>> START SUPPLIED MATERIAL
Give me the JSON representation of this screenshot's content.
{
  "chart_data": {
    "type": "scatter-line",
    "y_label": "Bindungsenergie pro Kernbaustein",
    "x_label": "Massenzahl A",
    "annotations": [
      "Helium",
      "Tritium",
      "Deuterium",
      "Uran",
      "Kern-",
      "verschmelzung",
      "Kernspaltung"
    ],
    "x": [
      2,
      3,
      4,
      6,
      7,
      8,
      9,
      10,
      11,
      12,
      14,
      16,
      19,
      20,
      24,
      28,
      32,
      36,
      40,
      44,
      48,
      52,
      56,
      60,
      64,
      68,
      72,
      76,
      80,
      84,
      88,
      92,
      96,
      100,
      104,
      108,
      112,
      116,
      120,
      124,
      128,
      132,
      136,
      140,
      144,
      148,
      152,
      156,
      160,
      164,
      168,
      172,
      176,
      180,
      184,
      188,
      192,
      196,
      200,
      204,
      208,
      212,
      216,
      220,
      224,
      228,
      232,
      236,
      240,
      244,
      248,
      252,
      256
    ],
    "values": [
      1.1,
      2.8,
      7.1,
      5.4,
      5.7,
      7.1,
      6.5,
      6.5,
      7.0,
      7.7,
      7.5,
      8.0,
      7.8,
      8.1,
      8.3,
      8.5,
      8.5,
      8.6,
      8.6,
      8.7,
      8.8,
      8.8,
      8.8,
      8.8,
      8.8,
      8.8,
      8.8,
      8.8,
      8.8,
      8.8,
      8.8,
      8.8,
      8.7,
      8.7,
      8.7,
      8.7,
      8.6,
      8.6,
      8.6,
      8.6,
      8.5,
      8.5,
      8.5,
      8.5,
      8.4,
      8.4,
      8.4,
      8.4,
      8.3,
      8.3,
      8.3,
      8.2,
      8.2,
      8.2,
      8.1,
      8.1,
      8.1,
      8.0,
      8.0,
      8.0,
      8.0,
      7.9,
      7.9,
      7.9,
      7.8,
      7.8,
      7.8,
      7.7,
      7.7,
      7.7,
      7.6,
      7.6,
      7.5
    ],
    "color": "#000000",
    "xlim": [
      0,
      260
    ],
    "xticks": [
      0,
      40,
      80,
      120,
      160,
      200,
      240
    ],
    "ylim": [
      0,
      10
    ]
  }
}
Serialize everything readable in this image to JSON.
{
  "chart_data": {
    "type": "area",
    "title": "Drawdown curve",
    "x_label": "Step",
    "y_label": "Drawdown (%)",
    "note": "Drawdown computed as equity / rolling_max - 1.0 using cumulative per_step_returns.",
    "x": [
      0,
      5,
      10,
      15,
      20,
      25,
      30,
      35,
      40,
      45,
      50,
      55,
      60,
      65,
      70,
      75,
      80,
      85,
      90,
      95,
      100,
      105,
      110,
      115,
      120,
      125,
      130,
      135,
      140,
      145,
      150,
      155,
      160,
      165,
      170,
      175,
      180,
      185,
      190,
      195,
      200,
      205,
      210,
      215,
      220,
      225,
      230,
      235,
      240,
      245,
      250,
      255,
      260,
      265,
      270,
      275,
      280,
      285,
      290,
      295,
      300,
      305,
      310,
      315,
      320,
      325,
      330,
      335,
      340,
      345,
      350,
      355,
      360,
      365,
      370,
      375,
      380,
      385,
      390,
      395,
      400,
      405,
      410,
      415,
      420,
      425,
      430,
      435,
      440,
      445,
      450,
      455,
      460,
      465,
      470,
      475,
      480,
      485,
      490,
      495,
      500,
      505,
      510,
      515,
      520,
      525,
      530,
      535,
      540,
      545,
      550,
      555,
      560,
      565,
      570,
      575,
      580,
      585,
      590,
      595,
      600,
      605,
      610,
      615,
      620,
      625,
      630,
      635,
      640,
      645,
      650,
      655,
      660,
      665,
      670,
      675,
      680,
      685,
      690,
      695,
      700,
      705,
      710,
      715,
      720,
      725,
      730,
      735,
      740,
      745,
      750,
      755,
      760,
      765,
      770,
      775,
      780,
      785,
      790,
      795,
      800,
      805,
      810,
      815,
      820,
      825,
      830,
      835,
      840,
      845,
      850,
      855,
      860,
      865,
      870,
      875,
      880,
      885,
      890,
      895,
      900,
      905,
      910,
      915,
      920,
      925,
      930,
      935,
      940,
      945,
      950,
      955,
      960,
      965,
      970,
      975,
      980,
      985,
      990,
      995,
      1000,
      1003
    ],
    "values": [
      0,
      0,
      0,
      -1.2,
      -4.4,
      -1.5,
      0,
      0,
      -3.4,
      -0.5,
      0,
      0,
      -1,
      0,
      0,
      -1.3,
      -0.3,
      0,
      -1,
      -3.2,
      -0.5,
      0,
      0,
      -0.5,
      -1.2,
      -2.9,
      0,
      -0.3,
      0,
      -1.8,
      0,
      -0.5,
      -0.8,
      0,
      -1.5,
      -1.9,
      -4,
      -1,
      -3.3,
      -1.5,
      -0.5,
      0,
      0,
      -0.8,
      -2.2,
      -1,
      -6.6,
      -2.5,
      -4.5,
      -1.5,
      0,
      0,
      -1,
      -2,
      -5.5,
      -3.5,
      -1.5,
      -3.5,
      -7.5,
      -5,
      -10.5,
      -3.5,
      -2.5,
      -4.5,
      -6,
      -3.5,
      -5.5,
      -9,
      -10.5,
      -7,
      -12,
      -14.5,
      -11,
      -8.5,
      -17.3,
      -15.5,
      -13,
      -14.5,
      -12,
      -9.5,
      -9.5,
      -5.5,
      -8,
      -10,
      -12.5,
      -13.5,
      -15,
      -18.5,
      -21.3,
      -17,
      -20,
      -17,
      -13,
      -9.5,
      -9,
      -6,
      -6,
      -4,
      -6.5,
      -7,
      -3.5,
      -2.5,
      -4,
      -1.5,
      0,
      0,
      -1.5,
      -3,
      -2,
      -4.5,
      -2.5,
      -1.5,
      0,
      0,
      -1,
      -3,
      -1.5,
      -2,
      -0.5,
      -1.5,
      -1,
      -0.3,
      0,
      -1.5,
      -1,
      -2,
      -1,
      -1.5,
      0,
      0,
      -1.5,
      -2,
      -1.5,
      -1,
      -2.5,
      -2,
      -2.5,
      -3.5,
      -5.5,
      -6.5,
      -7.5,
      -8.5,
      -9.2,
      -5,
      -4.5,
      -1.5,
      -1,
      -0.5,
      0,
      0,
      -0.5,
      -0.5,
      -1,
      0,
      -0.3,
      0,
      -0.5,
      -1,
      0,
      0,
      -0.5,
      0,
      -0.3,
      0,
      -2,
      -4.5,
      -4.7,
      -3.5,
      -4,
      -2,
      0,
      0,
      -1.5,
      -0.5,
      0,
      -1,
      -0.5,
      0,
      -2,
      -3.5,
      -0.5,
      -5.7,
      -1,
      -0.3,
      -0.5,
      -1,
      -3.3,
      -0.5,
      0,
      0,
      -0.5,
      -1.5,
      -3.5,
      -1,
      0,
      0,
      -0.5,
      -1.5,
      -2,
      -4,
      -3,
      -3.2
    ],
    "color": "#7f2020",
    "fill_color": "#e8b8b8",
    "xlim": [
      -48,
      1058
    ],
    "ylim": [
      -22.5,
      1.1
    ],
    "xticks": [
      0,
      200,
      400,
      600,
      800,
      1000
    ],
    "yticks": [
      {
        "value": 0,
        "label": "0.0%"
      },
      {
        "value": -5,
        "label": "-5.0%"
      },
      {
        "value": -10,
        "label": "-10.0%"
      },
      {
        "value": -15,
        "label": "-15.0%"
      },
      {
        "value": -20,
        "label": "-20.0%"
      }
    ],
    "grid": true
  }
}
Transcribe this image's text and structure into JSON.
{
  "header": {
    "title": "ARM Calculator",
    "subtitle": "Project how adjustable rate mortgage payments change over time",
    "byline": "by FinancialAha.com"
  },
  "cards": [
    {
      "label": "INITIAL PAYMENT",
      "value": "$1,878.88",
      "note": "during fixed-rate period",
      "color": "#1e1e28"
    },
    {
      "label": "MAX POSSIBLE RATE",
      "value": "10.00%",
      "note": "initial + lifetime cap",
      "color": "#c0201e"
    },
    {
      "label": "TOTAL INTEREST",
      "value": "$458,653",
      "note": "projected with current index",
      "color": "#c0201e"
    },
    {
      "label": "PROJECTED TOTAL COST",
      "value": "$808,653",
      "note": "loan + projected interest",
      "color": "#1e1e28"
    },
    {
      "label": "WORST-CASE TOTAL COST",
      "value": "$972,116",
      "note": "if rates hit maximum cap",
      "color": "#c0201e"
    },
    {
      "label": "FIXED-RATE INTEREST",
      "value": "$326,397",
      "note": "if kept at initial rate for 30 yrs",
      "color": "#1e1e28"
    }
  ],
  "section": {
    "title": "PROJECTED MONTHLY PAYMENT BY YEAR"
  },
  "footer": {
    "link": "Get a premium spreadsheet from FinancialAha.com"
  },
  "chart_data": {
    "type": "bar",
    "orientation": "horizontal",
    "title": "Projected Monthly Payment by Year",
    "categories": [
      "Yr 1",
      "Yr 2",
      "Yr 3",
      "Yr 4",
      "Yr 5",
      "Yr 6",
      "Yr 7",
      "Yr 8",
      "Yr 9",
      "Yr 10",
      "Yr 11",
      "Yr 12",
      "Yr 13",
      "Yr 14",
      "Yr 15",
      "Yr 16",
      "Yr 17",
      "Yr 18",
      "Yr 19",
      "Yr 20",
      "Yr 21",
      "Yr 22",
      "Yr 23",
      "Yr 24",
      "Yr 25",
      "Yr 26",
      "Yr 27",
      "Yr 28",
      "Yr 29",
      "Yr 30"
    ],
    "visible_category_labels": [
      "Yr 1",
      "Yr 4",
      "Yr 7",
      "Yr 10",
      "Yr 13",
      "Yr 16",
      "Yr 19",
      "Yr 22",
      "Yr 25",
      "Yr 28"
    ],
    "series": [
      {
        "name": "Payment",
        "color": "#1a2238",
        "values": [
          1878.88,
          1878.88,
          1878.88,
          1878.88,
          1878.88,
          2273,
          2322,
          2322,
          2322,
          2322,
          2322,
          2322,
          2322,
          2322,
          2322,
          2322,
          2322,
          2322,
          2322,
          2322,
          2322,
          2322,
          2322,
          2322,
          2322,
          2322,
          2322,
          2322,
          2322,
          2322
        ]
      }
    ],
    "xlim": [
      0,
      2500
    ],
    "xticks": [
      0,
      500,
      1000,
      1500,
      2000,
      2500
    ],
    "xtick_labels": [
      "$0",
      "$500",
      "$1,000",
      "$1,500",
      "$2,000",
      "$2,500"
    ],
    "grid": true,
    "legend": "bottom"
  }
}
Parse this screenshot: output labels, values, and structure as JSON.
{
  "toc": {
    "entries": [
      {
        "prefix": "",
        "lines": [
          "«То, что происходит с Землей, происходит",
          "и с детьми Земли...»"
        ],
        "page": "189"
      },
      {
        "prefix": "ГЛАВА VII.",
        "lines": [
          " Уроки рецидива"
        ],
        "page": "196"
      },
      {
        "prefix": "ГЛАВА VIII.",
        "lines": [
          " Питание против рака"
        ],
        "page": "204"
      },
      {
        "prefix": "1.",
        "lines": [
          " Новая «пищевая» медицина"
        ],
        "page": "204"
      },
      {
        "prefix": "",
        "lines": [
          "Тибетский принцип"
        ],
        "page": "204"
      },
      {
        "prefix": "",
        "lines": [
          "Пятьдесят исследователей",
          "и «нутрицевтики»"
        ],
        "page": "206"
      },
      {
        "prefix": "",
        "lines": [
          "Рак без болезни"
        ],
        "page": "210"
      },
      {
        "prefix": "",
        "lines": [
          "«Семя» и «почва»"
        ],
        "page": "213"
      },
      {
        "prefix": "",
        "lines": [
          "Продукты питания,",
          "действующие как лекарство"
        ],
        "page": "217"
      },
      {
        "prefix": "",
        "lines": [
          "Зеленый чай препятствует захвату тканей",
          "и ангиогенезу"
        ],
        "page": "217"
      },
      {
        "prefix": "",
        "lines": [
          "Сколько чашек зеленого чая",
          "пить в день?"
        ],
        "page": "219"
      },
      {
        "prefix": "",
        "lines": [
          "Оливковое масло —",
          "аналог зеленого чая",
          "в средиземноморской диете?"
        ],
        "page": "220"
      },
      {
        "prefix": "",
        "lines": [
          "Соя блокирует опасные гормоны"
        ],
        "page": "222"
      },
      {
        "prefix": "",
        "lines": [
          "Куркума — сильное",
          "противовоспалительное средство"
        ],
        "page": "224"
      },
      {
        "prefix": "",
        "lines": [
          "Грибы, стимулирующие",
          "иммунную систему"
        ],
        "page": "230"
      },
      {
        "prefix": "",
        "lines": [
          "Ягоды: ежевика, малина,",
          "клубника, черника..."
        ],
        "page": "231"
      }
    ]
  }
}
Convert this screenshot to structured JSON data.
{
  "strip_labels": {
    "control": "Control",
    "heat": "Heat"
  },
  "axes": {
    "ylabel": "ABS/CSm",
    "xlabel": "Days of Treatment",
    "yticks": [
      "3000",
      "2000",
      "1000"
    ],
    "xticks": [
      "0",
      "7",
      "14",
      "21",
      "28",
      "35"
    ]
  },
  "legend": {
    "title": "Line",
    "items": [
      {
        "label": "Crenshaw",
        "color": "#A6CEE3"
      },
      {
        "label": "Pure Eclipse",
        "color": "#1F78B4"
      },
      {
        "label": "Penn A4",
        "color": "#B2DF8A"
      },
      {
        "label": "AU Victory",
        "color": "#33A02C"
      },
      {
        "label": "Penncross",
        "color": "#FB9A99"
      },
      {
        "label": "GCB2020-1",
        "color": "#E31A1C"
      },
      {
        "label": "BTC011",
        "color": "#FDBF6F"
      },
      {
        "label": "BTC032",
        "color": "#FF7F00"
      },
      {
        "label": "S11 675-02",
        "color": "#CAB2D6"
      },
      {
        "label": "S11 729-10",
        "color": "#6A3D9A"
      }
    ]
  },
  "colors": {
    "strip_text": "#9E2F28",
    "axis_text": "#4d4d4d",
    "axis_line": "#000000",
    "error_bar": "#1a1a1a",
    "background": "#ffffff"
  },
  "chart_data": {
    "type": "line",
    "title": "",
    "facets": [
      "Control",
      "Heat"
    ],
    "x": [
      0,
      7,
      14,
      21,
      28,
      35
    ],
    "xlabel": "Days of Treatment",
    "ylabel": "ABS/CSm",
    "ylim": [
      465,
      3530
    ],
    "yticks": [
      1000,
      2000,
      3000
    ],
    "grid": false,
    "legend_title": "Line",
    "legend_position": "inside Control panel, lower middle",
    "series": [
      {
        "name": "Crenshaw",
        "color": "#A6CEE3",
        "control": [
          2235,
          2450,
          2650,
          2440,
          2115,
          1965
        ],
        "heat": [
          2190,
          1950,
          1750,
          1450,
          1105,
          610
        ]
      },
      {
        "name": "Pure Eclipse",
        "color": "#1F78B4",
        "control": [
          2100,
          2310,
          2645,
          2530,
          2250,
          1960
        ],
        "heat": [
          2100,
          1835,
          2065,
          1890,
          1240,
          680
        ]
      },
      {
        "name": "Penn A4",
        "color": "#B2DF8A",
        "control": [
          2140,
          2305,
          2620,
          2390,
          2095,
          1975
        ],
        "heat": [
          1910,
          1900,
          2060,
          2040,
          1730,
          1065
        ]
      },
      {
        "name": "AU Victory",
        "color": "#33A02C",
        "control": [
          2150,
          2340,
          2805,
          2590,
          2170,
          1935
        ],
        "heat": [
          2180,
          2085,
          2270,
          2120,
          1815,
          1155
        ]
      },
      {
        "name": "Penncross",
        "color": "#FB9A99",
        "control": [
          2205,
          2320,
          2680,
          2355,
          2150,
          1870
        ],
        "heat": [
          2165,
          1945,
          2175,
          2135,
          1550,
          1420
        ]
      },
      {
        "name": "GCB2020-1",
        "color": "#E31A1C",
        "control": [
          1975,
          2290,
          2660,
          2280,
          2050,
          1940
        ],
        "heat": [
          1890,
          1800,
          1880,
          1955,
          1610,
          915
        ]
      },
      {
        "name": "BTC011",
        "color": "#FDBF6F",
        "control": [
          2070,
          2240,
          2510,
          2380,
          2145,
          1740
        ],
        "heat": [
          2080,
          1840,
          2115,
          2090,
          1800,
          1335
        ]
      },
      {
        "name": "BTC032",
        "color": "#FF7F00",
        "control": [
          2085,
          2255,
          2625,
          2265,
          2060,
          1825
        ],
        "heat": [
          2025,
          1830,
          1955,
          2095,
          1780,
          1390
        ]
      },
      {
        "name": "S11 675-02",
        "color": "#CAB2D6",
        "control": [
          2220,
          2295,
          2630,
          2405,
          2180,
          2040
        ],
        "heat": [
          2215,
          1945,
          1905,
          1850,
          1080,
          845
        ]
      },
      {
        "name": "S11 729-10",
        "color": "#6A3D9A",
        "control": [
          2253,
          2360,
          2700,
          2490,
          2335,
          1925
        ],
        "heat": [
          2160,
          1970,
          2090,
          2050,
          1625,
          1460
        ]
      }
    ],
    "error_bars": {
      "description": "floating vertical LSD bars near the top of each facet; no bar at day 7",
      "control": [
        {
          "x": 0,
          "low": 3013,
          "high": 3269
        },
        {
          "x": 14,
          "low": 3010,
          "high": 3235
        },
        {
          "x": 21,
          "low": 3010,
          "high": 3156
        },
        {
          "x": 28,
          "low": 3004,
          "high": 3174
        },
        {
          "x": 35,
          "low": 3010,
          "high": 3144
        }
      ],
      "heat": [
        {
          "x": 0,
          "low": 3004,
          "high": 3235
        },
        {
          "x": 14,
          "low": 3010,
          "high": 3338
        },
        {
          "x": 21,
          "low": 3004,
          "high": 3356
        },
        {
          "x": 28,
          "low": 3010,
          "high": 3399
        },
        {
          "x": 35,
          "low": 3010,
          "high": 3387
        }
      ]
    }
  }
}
>> END SUPPLIED MATERIAL
### EXERCISE BRIEF
Pull every line containing the word "COST" out of the material.

### THE RESPONSE
      "label": "PROJECTED TOTAL COST",
      "label": "WORST-CASE TOTAL COST",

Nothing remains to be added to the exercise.